### Work to do
Repeat the records below exactly, leaving out any pictures.

-.-.-

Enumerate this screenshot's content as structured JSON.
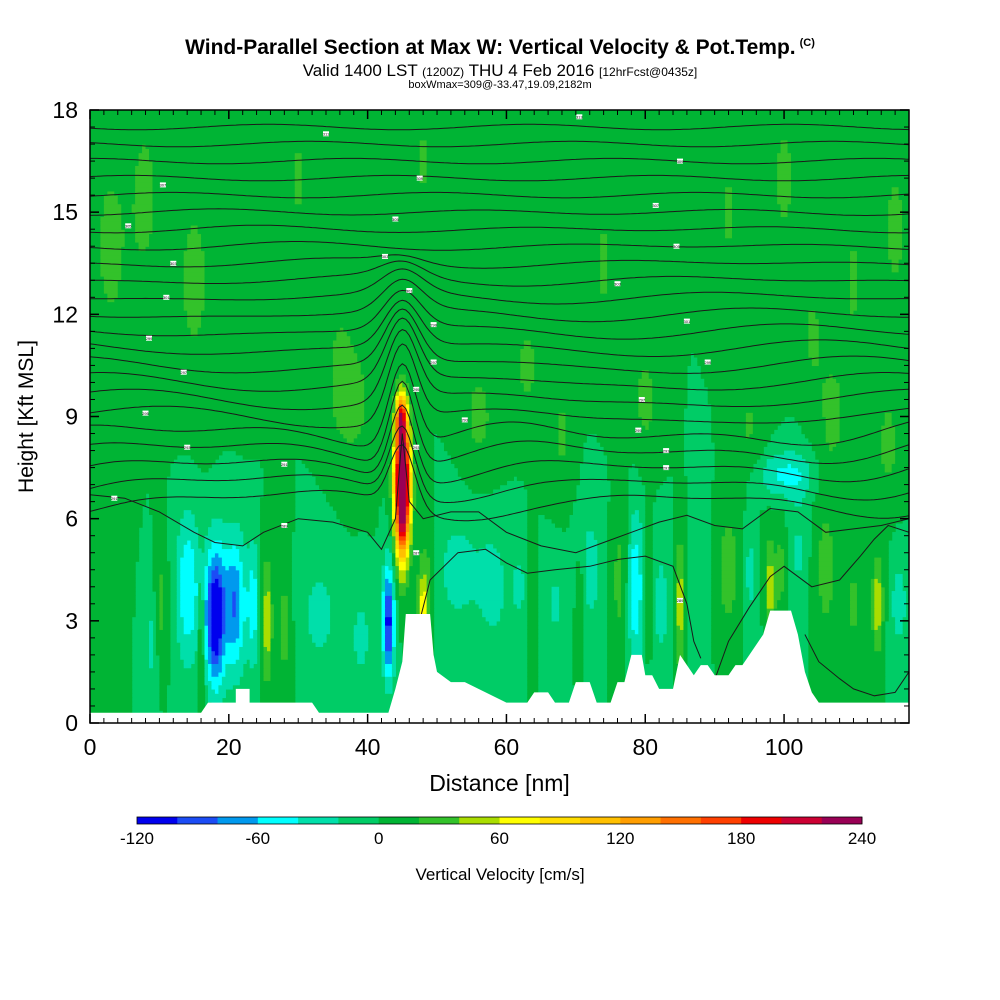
{
  "header": {
    "title": "Wind-Parallel Section at Max W: Vertical Velocity & Pot.Temp.",
    "copyright": "(C)",
    "subtitle_main": "Valid 1400 LST",
    "subtitle_utc": "(1200Z)",
    "subtitle_date": "THU 4 Feb 2016",
    "subtitle_fcst": "[12hrFcst@0435z]",
    "boxinfo": "boxWmax=309@-33.47,19.09,2182m"
  },
  "chart_data": {
    "type": "heatmap",
    "xlabel": "Distance [nm]",
    "ylabel": "Height [Kft MSL]",
    "xlim": [
      0,
      118
    ],
    "ylim": [
      0,
      18
    ],
    "x_ticks": [
      0,
      20,
      40,
      60,
      80,
      100
    ],
    "y_ticks": [
      0,
      3,
      6,
      9,
      12,
      15,
      18
    ],
    "grid": false,
    "background_value_cm_s": 0,
    "max_vertical_velocity": {
      "value_cm_s": 309,
      "distance_nm": 45,
      "height_kft": 7
    },
    "colorbar": {
      "label": "Vertical Velocity [cm/s]",
      "placement": "bottom",
      "levels": [
        -120,
        -100,
        -80,
        -60,
        -40,
        -20,
        0,
        20,
        40,
        60,
        80,
        100,
        120,
        140,
        160,
        180,
        200,
        220,
        240
      ],
      "tick_labels": [
        "-120",
        "-60",
        "0",
        "60",
        "120",
        "180",
        "240"
      ],
      "colors": [
        "#0000ee",
        "#1c4cf5",
        "#0099ee",
        "#00ffff",
        "#00dfaa",
        "#00cc66",
        "#00b434",
        "#33c22a",
        "#aadd00",
        "#ffff00",
        "#ffde00",
        "#ffc000",
        "#ff9e00",
        "#ff7000",
        "#ff4000",
        "#ee0000",
        "#cc0033",
        "#990055"
      ]
    },
    "terrain_profile_kft": [
      [
        0,
        0.3
      ],
      [
        16,
        0.3
      ],
      [
        17,
        0.6
      ],
      [
        21,
        0.6
      ],
      [
        21,
        1.0
      ],
      [
        23,
        1.0
      ],
      [
        23,
        0.6
      ],
      [
        32,
        0.6
      ],
      [
        33,
        0.3
      ],
      [
        43,
        0.3
      ],
      [
        44,
        1.0
      ],
      [
        45,
        1.8
      ],
      [
        45.5,
        3.2
      ],
      [
        49,
        3.2
      ],
      [
        49.5,
        2.0
      ],
      [
        50,
        1.5
      ],
      [
        52,
        1.2
      ],
      [
        54,
        1.2
      ],
      [
        57,
        0.9
      ],
      [
        60,
        0.6
      ],
      [
        63,
        0.6
      ],
      [
        64,
        0.9
      ],
      [
        66,
        0.9
      ],
      [
        67,
        0.6
      ],
      [
        69,
        0.6
      ],
      [
        70,
        1.2
      ],
      [
        72,
        1.2
      ],
      [
        73,
        0.6
      ],
      [
        75,
        0.6
      ],
      [
        76,
        1.2
      ],
      [
        77,
        1.2
      ],
      [
        78,
        2.0
      ],
      [
        79.5,
        2.0
      ],
      [
        80,
        1.4
      ],
      [
        81,
        1.4
      ],
      [
        82,
        1.0
      ],
      [
        84,
        1.0
      ],
      [
        85,
        2.0
      ],
      [
        86,
        1.7
      ],
      [
        87,
        1.4
      ],
      [
        88,
        1.7
      ],
      [
        89,
        1.7
      ],
      [
        90,
        1.4
      ],
      [
        92,
        1.4
      ],
      [
        93,
        1.7
      ],
      [
        94,
        1.7
      ],
      [
        95,
        2.0
      ],
      [
        97,
        2.6
      ],
      [
        98,
        3.3
      ],
      [
        101,
        3.3
      ],
      [
        102,
        2.6
      ],
      [
        103,
        1.5
      ],
      [
        104,
        0.9
      ],
      [
        105,
        0.6
      ],
      [
        118,
        0.6
      ]
    ],
    "contour_labels": [
      {
        "x": 5.5,
        "y": 14.6,
        "text": "305"
      },
      {
        "x": 10.5,
        "y": 15.8,
        "text": "307"
      },
      {
        "x": 34,
        "y": 17.3,
        "text": "311"
      },
      {
        "x": 47.5,
        "y": 16.0,
        "text": "309"
      },
      {
        "x": 70.5,
        "y": 17.8,
        "text": "313"
      },
      {
        "x": 85,
        "y": 16.5,
        "text": "309"
      },
      {
        "x": 12,
        "y": 13.5,
        "text": "303"
      },
      {
        "x": 44,
        "y": 14.8,
        "text": "305"
      },
      {
        "x": 81.5,
        "y": 15.2,
        "text": "307"
      },
      {
        "x": 11,
        "y": 12.5,
        "text": "301"
      },
      {
        "x": 42.5,
        "y": 13.7,
        "text": "303"
      },
      {
        "x": 84.5,
        "y": 14.0,
        "text": "305"
      },
      {
        "x": 8.5,
        "y": 11.3,
        "text": "299"
      },
      {
        "x": 46,
        "y": 12.7,
        "text": "301"
      },
      {
        "x": 76,
        "y": 12.9,
        "text": "303"
      },
      {
        "x": 13.5,
        "y": 10.3,
        "text": "297"
      },
      {
        "x": 49.5,
        "y": 11.7,
        "text": "299"
      },
      {
        "x": 86,
        "y": 11.8,
        "text": "301"
      },
      {
        "x": 49.5,
        "y": 10.6,
        "text": "297"
      },
      {
        "x": 89,
        "y": 10.6,
        "text": "299"
      },
      {
        "x": 8,
        "y": 9.1,
        "text": "295"
      },
      {
        "x": 47,
        "y": 9.8,
        "text": "295"
      },
      {
        "x": 79.5,
        "y": 9.5,
        "text": "297"
      },
      {
        "x": 54,
        "y": 8.9,
        "text": "293"
      },
      {
        "x": 79,
        "y": 8.6,
        "text": "295"
      },
      {
        "x": 14,
        "y": 8.1,
        "text": "293"
      },
      {
        "x": 47,
        "y": 8.1,
        "text": "293"
      },
      {
        "x": 83,
        "y": 8.0,
        "text": "293"
      },
      {
        "x": 28,
        "y": 7.6,
        "text": "291"
      },
      {
        "x": 83,
        "y": 7.5,
        "text": "291"
      },
      {
        "x": 3.5,
        "y": 6.6,
        "text": "291"
      },
      {
        "x": 28,
        "y": 5.8,
        "text": "289"
      },
      {
        "x": 47,
        "y": 5.0,
        "text": "287"
      },
      {
        "x": 85,
        "y": 3.6,
        "text": "289"
      }
    ]
  }
}
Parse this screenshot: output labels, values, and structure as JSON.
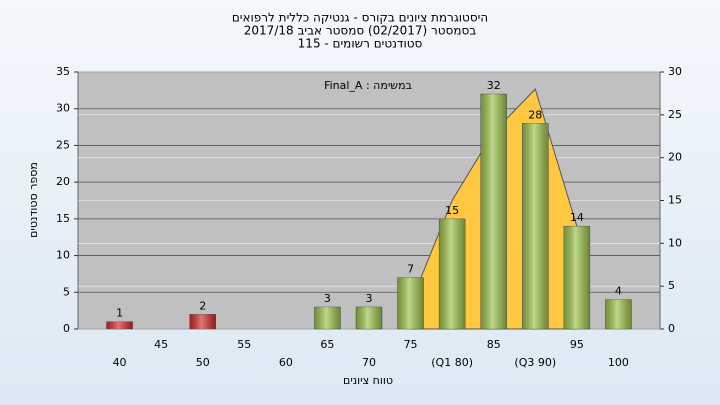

-.-.-

### Written reply
Enumerate this screenshot's content as structured JSON.
{
  "header": {
    "title": "Wind-Parallel Section at Max W: Vertical Velocity & Pot.Temp.",
    "copyright": "(C)",
    "subtitle_main": "Valid 1400 LST",
    "subtitle_utc": "(1200Z)",
    "subtitle_date": "THU 4 Feb 2016",
    "subtitle_fcst": "[12hrFcst@0435z]",
    "boxinfo": "boxWmax=309@-33.47,19.09,2182m"
  },
  "chart_data": {
    "type": "heatmap",
    "xlabel": "Distance [nm]",
    "ylabel": "Height [Kft MSL]",
    "xlim": [
      0,
      118
    ],
    "ylim": [
      0,
      18
    ],
    "x_ticks": [
      0,
      20,
      40,
      60,
      80,
      100
    ],
    "y_ticks": [
      0,
      3,
      6,
      9,
      12,
      15,
      18
    ],
    "grid": false,
    "background_value_cm_s": 0,
    "max_vertical_velocity": {
      "value_cm_s": 309,
      "distance_nm": 45,
      "height_kft": 7
    },
    "colorbar": {
      "label": "Vertical Velocity [cm/s]",
      "placement": "bottom",
      "levels": [
        -120,
        -100,
        -80,
        -60,
        -40,
        -20,
        0,
        20,
        40,
        60,
        80,
        100,
        120,
        140,
        160,
        180,
        200,
        220,
        240
      ],
      "tick_labels": [
        "-120",
        "-60",
        "0",
        "60",
        "120",
        "180",
        "240"
      ],
      "colors": [
        "#0000ee",
        "#1c4cf5",
        "#0099ee",
        "#00ffff",
        "#00dfaa",
        "#00cc66",
        "#00b434",
        "#33c22a",
        "#aadd00",
        "#ffff00",
        "#ffde00",
        "#ffc000",
        "#ff9e00",
        "#ff7000",
        "#ff4000",
        "#ee0000",
        "#cc0033",
        "#990055"
      ]
    },
    "terrain_profile_kft": [
      [
        0,
        0.3
      ],
      [
        16,
        0.3
      ],
      [
        17,
        0.6
      ],
      [
        21,
        0.6
      ],
      [
        21,
        1.0
      ],
      [
        23,
        1.0
      ],
      [
        23,
        0.6
      ],
      [
        32,
        0.6
      ],
      [
        33,
        0.3
      ],
      [
        43,
        0.3
      ],
      [
        44,
        1.0
      ],
      [
        45,
        1.8
      ],
      [
        45.5,
        3.2
      ],
      [
        49,
        3.2
      ],
      [
        49.5,
        2.0
      ],
      [
        50,
        1.5
      ],
      [
        52,
        1.2
      ],
      [
        54,
        1.2
      ],
      [
        57,
        0.9
      ],
      [
        60,
        0.6
      ],
      [
        63,
        0.6
      ],
      [
        64,
        0.9
      ],
      [
        66,
        0.9
      ],
      [
        67,
        0.6
      ],
      [
        69,
        0.6
      ],
      [
        70,
        1.2
      ],
      [
        72,
        1.2
      ],
      [
        73,
        0.6
      ],
      [
        75,
        0.6
      ],
      [
        76,
        1.2
      ],
      [
        77,
        1.2
      ],
      [
        78,
        2.0
      ],
      [
        79.5,
        2.0
      ],
      [
        80,
        1.4
      ],
      [
        81,
        1.4
      ],
      [
        82,
        1.0
      ],
      [
        84,
        1.0
      ],
      [
        85,
        2.0
      ],
      [
        86,
        1.7
      ],
      [
        87,
        1.4
      ],
      [
        88,
        1.7
      ],
      [
        89,
        1.7
      ],
      [
        90,
        1.4
      ],
      [
        92,
        1.4
      ],
      [
        93,
        1.7
      ],
      [
        94,
        1.7
      ],
      [
        95,
        2.0
      ],
      [
        97,
        2.6
      ],
      [
        98,
        3.3
      ],
      [
        101,
        3.3
      ],
      [
        102,
        2.6
      ],
      [
        103,
        1.5
      ],
      [
        104,
        0.9
      ],
      [
        105,
        0.6
      ],
      [
        118,
        0.6
      ]
    ],
    "contour_labels": [
      {
        "x": 5.5,
        "y": 14.6,
        "text": "305"
      },
      {
        "x": 10.5,
        "y": 15.8,
        "text": "307"
      },
      {
        "x": 34,
        "y": 17.3,
        "text": "311"
      },
      {
        "x": 47.5,
        "y": 16.0,
        "text": "309"
      },
      {
        "x": 70.5,
        "y": 17.8,
        "text": "313"
      },
      {
        "x": 85,
        "y": 16.5,
        "text": "309"
      },
      {
        "x": 12,
        "y": 13.5,
        "text": "303"
      },
      {
        "x": 44,
        "y": 14.8,
        "text": "305"
      },
      {
        "x": 81.5,
        "y": 15.2,
        "text": "307"
      },
      {
        "x": 11,
        "y": 12.5,
        "text": "301"
      },
      {
        "x": 42.5,
        "y": 13.7,
        "text": "303"
      },
      {
        "x": 84.5,
        "y": 14.0,
        "text": "305"
      },
      {
        "x": 8.5,
        "y": 11.3,
        "text": "299"
      },
      {
        "x": 46,
        "y": 12.7,
        "text": "301"
      },
      {
        "x": 76,
        "y": 12.9,
        "text": "303"
      },
      {
        "x": 13.5,
        "y": 10.3,
        "text": "297"
      },
      {
        "x": 49.5,
        "y": 11.7,
        "text": "299"
      },
      {
        "x": 86,
        "y": 11.8,
        "text": "301"
      },
      {
        "x": 49.5,
        "y": 10.6,
        "text": "297"
      },
      {
        "x": 89,
        "y": 10.6,
        "text": "299"
      },
      {
        "x": 8,
        "y": 9.1,
        "text": "295"
      },
      {
        "x": 47,
        "y": 9.8,
        "text": "295"
      },
      {
        "x": 79.5,
        "y": 9.5,
        "text": "297"
      },
      {
        "x": 54,
        "y": 8.9,
        "text": "293"
      },
      {
        "x": 79,
        "y": 8.6,
        "text": "295"
      },
      {
        "x": 14,
        "y": 8.1,
        "text": "293"
      },
      {
        "x": 47,
        "y": 8.1,
        "text": "293"
      },
      {
        "x": 83,
        "y": 8.0,
        "text": "293"
      },
      {
        "x": 28,
        "y": 7.6,
        "text": "291"
      },
      {
        "x": 83,
        "y": 7.5,
        "text": "291"
      },
      {
        "x": 3.5,
        "y": 6.6,
        "text": "291"
      },
      {
        "x": 28,
        "y": 5.8,
        "text": "289"
      },
      {
        "x": 47,
        "y": 5.0,
        "text": "287"
      },
      {
        "x": 85,
        "y": 3.6,
        "text": "289"
      }
    ]
  }
}
Parse this screenshot: output labels, values, and structure as JSON.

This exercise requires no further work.